• _Short task_:
In the mailing-list thread below, how much smaller is the new binary GuC log file than the text-based one?

• _Selected excerpt_:
BEGIN

Re: [PATCH 4/4] drm/xe/guc: Expose raw access to GuC log over debugfs

Matthew Brost <matthew.brost@xxxxxxxxx> · Tue, 14 May 2024 20:31:47 +0000

On Tue, May 14, 2024 at 11:13:14AM -0700, John Harrison wrote:
> On 5/14/2024 07:58, Michal Wajdeczko wrote:
> > On 13.05.2024 18:53, John Harrison wrote:
> > > On 5/12/2024 08:36, Michal Wajdeczko wrote:
> > > > We already provide the content of the GuC log in debugsfs, but it
> > > > is in a text format where each log dword is printed as hexadecimal
> > > > number, which does not scale well with large GuC log buffers.
> > > > 
> > > > To allow more efficient access to the GuC log, which could benefit
> > > > our CI systems, expose raw binary log data.  In addition to less
> > > > overhead in preparing text based GuC log file, the new GuC log file
> > > > in binary format is also almost 3x smaller.
> > > > 
> > > > Any existing script that expects the GuC log buffer in text format
> > > > can use command like below to convert from new binary format:
> > > > 
> > > >      hexdump -e '4/4 "0x%08x " "\n"'
> > > > 
> > > > but this shouldn't be the case as most decoders expect GuC log data
> > > > in binary format.
> > > I strongly disagree with this.
> > > 
> > > Efficiency and file size is not an issue when accessing the GuC log via
> > > debugfs on actual hardware.

END

• _Entries_:

BEGIN

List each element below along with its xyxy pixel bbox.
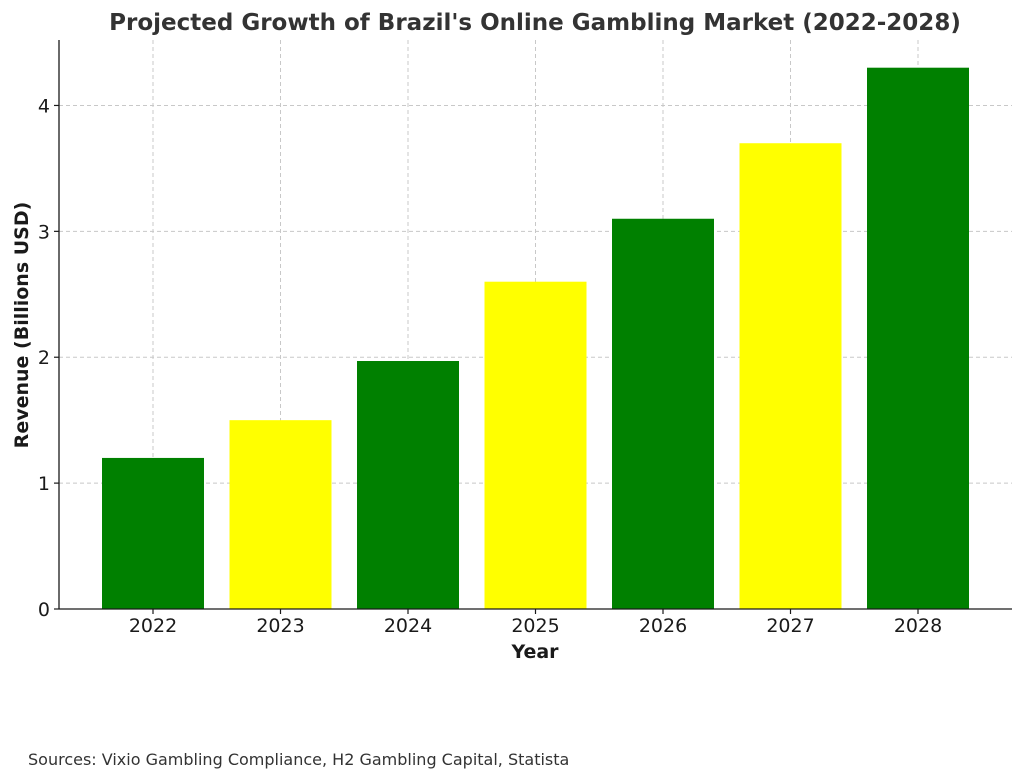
- y-tick-label-2: 2: [38, 347, 50, 369]
- bar-2022: [102, 457, 204, 609]
- bars: [102, 67, 969, 610]
- y-tick-label-4: 4: [38, 95, 50, 117]
- x-tick-label-2028: 2028: [894, 615, 942, 637]
- x-axis-label: Year: [510, 641, 559, 663]
- y-axis-ticks: 0 1 2 3 4: [38, 95, 59, 621]
- bar-2027: [739, 143, 842, 610]
- bar-2023: [229, 420, 332, 609]
- x-tick-label-2022: 2022: [129, 615, 177, 637]
- chart-title: Projected Growth of Brazil's Online Gamb…: [109, 10, 961, 36]
- x-tick-label-2024: 2024: [384, 615, 432, 637]
- y-axis-label: Revenue (Billions USD): [11, 202, 33, 449]
- x-tick-label-2025: 2025: [511, 615, 559, 637]
- bar-2025: [484, 281, 587, 609]
- bar-2026: [612, 218, 714, 609]
- x-axis-ticks: 2022 2023 2024 2025 2026 2027 2028: [129, 609, 942, 637]
- y-tick-label-0: 0: [38, 599, 50, 621]
- x-tick-label-2027: 2027: [766, 615, 814, 637]
- bar-2028: [867, 67, 969, 609]
- x-tick-label-2023: 2023: [256, 615, 304, 637]
- x-tick-label-2026: 2026: [639, 615, 687, 637]
- sources-note: Sources: Vixio Gambling Compliance, H2 G…: [28, 750, 569, 769]
- y-tick-label-3: 3: [38, 221, 50, 243]
- y-tick-label-1: 1: [38, 473, 50, 495]
- bar-2024: [357, 361, 459, 609]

END

• _The output_:
It is almost 3x smaller.